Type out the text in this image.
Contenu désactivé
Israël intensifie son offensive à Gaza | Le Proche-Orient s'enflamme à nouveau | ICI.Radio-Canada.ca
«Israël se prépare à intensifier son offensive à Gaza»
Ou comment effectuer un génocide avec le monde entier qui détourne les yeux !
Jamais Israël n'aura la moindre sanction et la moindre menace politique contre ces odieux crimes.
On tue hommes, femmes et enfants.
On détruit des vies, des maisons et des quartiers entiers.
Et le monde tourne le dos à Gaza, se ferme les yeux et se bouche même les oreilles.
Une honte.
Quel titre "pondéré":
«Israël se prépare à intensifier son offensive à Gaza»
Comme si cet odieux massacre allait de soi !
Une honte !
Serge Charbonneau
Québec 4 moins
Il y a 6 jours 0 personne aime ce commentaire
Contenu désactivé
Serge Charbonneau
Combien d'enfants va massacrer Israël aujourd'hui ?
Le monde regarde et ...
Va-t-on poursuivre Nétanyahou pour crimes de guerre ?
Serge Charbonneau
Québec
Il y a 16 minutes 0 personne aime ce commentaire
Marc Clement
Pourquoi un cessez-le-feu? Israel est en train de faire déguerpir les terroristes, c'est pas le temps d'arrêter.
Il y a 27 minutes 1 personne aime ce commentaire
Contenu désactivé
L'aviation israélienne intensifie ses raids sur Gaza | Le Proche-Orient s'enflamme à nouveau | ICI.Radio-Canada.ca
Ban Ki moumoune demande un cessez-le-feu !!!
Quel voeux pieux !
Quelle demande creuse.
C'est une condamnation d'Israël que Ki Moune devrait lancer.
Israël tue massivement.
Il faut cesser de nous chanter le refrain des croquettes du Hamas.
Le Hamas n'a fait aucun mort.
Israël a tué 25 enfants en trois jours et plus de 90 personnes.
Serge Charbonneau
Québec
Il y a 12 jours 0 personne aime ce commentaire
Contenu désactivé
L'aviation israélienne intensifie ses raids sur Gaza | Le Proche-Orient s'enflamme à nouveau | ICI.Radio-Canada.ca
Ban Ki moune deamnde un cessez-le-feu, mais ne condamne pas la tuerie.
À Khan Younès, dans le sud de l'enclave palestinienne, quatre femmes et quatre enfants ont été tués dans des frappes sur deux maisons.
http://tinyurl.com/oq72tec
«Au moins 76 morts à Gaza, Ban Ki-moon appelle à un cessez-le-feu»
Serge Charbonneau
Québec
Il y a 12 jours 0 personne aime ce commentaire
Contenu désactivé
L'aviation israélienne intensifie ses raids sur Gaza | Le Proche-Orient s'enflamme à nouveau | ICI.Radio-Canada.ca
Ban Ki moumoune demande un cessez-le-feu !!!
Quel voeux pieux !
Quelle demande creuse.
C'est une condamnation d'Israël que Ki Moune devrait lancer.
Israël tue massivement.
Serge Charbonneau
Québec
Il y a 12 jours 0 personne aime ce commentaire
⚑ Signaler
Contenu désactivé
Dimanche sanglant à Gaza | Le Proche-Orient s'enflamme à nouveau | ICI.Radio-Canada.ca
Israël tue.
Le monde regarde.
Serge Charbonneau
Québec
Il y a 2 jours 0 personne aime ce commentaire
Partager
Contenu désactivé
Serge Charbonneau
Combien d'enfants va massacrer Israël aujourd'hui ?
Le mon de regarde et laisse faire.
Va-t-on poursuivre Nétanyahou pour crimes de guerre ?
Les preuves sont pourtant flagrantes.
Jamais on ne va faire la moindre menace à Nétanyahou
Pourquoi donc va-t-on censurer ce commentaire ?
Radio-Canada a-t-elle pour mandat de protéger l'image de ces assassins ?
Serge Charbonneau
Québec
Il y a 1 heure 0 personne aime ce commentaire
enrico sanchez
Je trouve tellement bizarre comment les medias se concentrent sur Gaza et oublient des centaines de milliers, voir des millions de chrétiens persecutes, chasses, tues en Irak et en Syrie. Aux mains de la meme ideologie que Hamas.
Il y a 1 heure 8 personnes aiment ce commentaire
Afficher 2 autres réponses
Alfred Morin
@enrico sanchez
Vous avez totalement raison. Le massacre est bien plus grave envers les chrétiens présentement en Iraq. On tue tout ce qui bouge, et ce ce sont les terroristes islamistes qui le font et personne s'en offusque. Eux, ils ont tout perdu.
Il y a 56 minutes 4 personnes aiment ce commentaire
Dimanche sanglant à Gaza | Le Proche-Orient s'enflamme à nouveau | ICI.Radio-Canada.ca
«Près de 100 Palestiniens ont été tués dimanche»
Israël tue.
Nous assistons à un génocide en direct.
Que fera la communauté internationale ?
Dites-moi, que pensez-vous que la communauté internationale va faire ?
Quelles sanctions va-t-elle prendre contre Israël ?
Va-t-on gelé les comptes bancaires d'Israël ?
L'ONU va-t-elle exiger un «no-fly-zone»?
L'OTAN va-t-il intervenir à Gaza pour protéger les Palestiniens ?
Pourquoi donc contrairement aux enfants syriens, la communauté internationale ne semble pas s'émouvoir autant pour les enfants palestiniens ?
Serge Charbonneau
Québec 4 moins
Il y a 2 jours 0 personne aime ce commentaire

---------------

(SET TASK): Find every line above that contains the word "plus", and return each one.

(WRITTEN REPLY):
Israël a tué 25 enfants en trois jours et plus de 90 personnes.
Vous avez totalement raison. Le massacre est bien plus grave envers les chrétiens présentement en Iraq. On tue tout ce qui bouge, et ce ce sont les terroristes islamistes qui le font et personne s'en offusque. Eux, ils ont tout perdu.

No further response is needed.